Copy out all lines carrying the word "cuatrienio".
::: EXTRACTED INFORMATION
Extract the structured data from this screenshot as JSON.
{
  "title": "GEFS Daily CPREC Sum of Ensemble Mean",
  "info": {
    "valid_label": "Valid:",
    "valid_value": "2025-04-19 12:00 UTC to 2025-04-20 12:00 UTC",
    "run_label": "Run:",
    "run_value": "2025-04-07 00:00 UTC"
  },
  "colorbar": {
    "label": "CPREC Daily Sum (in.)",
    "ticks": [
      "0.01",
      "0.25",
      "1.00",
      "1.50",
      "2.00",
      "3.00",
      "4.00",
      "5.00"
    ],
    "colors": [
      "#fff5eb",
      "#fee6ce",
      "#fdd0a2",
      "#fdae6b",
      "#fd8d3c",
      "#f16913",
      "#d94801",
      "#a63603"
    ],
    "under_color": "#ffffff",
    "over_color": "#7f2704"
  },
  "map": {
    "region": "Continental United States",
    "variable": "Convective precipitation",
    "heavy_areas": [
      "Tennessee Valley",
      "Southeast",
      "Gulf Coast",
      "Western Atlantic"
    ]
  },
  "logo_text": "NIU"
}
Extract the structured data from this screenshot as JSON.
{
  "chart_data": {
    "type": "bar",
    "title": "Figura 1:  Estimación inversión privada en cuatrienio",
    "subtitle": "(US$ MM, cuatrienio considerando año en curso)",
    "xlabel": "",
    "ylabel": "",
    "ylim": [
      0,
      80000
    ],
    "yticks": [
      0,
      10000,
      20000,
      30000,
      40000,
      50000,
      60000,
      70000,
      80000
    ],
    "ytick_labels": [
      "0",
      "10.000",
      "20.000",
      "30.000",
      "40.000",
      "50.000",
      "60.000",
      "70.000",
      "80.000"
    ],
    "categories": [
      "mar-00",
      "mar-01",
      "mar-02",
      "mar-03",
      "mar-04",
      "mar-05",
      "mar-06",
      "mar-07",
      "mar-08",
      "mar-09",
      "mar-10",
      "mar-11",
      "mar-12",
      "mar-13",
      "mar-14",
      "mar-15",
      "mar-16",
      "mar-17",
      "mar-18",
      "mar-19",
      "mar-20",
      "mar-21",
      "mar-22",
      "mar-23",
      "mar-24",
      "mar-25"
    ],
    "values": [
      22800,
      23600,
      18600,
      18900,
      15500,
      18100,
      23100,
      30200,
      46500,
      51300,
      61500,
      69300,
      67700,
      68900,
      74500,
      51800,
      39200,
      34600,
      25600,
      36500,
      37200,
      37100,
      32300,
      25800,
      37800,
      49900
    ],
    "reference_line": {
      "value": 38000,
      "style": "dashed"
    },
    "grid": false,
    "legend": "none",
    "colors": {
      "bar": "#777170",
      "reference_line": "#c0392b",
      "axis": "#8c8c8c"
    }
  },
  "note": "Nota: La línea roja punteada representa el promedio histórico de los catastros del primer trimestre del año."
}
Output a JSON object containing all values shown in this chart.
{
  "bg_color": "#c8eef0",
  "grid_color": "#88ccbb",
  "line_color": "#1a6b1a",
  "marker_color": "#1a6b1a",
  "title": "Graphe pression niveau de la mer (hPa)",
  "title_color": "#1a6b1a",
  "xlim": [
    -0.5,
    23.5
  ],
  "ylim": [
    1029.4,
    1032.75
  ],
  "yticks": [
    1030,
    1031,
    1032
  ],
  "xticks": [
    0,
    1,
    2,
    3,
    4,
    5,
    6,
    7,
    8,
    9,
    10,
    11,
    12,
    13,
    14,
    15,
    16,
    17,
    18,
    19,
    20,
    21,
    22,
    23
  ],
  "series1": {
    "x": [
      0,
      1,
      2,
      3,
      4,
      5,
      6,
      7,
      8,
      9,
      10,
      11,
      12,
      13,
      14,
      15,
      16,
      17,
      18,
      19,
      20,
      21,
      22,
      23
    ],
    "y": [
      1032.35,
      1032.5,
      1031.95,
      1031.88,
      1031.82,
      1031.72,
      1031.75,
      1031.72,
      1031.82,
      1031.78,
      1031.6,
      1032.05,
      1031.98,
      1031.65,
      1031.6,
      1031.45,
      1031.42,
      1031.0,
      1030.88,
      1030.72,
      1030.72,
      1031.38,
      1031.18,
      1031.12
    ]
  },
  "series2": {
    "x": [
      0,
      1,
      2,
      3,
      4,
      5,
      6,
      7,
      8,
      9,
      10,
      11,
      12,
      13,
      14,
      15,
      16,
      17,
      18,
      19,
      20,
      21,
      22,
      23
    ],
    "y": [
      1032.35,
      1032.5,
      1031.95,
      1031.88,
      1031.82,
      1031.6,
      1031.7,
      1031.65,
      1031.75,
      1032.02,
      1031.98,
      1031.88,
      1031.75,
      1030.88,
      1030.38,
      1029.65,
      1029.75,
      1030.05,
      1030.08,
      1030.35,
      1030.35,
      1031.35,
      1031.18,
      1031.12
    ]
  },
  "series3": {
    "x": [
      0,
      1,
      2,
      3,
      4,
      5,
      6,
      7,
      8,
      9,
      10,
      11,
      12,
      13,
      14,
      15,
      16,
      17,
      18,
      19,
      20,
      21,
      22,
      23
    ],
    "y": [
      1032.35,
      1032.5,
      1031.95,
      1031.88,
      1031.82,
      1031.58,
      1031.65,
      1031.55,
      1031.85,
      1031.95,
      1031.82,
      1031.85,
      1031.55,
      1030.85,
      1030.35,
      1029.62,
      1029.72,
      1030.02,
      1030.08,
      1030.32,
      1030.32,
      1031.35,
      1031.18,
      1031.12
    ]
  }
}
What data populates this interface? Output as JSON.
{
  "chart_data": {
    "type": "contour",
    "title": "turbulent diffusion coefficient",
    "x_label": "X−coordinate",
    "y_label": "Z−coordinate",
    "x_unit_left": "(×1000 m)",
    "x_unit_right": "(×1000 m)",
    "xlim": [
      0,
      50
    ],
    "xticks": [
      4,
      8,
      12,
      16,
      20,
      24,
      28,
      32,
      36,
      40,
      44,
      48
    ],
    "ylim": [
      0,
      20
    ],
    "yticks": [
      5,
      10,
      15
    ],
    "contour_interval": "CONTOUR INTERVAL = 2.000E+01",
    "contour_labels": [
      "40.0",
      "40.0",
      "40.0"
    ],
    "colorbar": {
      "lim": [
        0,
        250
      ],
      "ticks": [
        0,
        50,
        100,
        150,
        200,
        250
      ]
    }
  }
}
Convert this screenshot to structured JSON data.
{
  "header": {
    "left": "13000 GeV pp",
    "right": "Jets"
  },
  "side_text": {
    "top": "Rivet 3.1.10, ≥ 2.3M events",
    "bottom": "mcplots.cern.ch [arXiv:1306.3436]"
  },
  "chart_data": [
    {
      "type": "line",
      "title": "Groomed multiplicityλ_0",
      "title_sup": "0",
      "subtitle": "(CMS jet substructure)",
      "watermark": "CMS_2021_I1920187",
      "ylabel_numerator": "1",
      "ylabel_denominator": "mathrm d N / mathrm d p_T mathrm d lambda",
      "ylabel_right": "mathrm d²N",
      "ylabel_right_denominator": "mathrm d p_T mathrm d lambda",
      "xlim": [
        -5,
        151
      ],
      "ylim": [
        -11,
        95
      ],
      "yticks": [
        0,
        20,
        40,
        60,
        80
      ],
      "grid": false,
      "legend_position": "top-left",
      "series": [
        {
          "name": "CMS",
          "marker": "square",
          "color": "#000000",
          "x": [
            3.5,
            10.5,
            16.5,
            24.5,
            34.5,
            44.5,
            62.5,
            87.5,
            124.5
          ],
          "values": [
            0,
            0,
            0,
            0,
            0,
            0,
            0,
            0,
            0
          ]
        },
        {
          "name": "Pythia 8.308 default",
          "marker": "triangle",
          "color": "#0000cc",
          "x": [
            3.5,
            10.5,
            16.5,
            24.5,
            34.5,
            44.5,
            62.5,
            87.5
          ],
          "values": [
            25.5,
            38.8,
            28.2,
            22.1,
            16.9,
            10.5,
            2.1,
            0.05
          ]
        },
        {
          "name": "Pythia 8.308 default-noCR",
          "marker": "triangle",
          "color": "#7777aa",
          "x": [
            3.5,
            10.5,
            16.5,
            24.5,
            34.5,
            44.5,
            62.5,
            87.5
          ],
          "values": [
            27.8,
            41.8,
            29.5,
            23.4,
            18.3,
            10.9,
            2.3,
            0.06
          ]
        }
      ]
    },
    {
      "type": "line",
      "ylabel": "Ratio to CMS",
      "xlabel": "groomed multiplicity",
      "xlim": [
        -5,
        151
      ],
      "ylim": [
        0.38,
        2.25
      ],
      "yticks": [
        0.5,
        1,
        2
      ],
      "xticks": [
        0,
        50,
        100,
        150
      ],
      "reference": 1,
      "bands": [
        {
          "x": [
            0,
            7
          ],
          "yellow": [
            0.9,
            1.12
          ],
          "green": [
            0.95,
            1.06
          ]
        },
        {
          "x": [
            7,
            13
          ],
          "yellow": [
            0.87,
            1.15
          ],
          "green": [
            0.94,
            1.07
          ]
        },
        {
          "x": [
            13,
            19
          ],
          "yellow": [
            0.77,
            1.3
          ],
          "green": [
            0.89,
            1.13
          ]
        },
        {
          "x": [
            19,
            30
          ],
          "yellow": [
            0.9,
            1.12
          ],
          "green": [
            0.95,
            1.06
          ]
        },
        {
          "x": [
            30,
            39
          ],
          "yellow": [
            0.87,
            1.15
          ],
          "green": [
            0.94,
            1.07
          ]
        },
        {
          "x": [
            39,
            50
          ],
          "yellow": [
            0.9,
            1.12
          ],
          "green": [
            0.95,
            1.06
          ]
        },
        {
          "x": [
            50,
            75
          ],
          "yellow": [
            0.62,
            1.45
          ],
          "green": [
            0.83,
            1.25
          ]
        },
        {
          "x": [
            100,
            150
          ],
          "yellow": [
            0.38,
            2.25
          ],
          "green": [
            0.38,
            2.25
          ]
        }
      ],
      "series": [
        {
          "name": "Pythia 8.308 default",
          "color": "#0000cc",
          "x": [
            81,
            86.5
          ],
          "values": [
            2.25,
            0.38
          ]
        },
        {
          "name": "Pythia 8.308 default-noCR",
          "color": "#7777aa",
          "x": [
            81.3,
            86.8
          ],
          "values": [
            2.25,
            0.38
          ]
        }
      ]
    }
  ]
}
::::::
__ANSWER BELOW__.
    "title": "Figura 1:  Estimación inversión privada en cuatrienio",
    "subtitle": "(US$ MM, cuatrienio considerando año en curso)",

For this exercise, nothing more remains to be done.